=== Extrait ===

La deuxième remarque concerne l’extrême résistance 8 que cette hypothèse [qu’il y a des processus inconscients] tire de sa propre fragilité ; car, tout en s’avançant démunie pour elle-même de tout étayage (preuve, corroboration, etc.), elle destitue cependant son opposée du statut d’évidence insoupçonnable qui lui avait été jusqu’alors conféré, pour la réduire à une hypothèse [qu’il n’y a pas de processus inconscients] elle aussi, désormais, démunie de tout étayage venant la consolider. Et ce qu’aucun assaut frontal ne parviendrait à entamer – parce que l’absence d’étayage est égale de part et d’autre – vient à fléchir jusqu’au dénuement par l’effet de cette extrême fragilité. Certes, aucune des deux ne saurait l’emporter sur l’autre dans le champ clos des preuves et des réfutations ; mais, du seul fait d’être avancée (ou seulement prise en considération), l’hypothèse des processus inconscients devient inéliminable [au regard de son opposée], dans le même temps qu’il est désormais exclu de tenir son opposée pour une évidence allant de soi.

===

_Exercice proposé 1_
Répondez brièvement aux questions suivantes sur l'extrait :
(a) De quoi l'hypothèse des processus inconscients tire-t-elle son extrême résistance ?
(b) À quoi cette hypothèse réduit-elle son opposée ?
(c) Que devient l'hypothèse des processus inconscients du seul fait d'être avancée ?

=== Données à traiter ===

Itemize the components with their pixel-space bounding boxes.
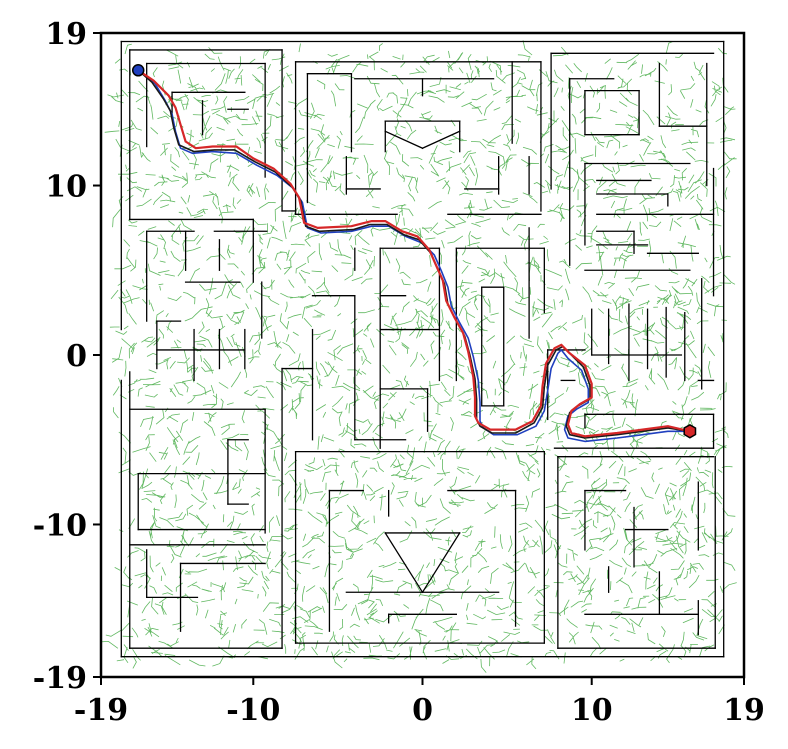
goal-marker bbox=[683, 423, 697, 439]
tree-edges bbox=[101, 40, 737, 673]
x-tick-label: -19 bbox=[74, 693, 128, 728]
maze-wall bbox=[384, 532, 424, 594]
start-marker bbox=[131, 64, 145, 77]
axes: -19 -10 0 10 19 19 10 0 -10 -19 bbox=[33, 17, 765, 728]
exploration-tree bbox=[101, 40, 737, 673]
path-markers bbox=[131, 64, 697, 439]
x-tick-label: 19 bbox=[723, 693, 765, 728]
maze-wall bbox=[421, 532, 461, 594]
x-tick-label: -10 bbox=[226, 693, 280, 728]
y-tick-label: 10 bbox=[45, 170, 87, 205]
x-tick-label: 10 bbox=[571, 693, 613, 728]
x-tick-label: 0 bbox=[412, 693, 433, 728]
y-tick-label: 19 bbox=[45, 17, 87, 52]
maze-wall bbox=[384, 130, 424, 150]
y-tick-label: -10 bbox=[33, 508, 87, 543]
path-series-line bbox=[137, 69, 690, 443]
y-tick-label: 0 bbox=[66, 339, 87, 374]
maze-walls bbox=[120, 40, 725, 658]
path-series-line bbox=[137, 69, 691, 438]
path-series bbox=[137, 69, 691, 443]
maze-wall bbox=[421, 130, 461, 150]
y-tick-label: -19 bbox=[33, 661, 87, 696]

===

_Exercice proposé 2_
Recopiez intégralement le listing ci-dessus, ligne par ligne et sans rien modifier, en omettant les images.

_Résultat final 1_
(a) De sa propre fragilité.
(b) À une hypothèse, celle qu'il n'y a pas de processus inconscients, elle aussi démunie de tout étayage.
(c) Elle devient inéliminable au regard de son opposée.

_Résultat final 2_
Itemize the components with their pixel-space bounding boxes.
goal-marker bbox=[683, 423, 697, 439]
tree-edges bbox=[101, 40, 737, 673]
x-tick-label: -19 bbox=[74, 693, 128, 728]
maze-wall bbox=[384, 532, 424, 594]
start-marker bbox=[131, 64, 145, 77]
axes: -19 -10 0 10 19 19 10 0 -10 -19 bbox=[33, 17, 765, 728]
exploration-tree bbox=[101, 40, 737, 673]
path-markers bbox=[131, 64, 697, 439]
x-tick-label: 19 bbox=[723, 693, 765, 728]
maze-wall bbox=[421, 532, 461, 594]
x-tick-label: -10 bbox=[226, 693, 280, 728]
y-tick-label: 10 bbox=[45, 170, 87, 205]
x-tick-label: 10 bbox=[571, 693, 613, 728]
x-tick-label: 0 bbox=[412, 693, 433, 728]
y-tick-label: 19 bbox=[45, 17, 87, 52]
maze-wall bbox=[384, 130, 424, 150]
y-tick-label: -10 bbox=[33, 508, 87, 543]
path-series-line bbox=[137, 69, 690, 443]
y-tick-label: 0 bbox=[66, 339, 87, 374]
maze-walls bbox=[120, 40, 725, 658]
path-series-line bbox=[137, 69, 691, 438]
path-series bbox=[137, 69, 691, 443]
maze-wall bbox=[421, 130, 461, 150]
y-tick-label: -19 bbox=[33, 661, 87, 696]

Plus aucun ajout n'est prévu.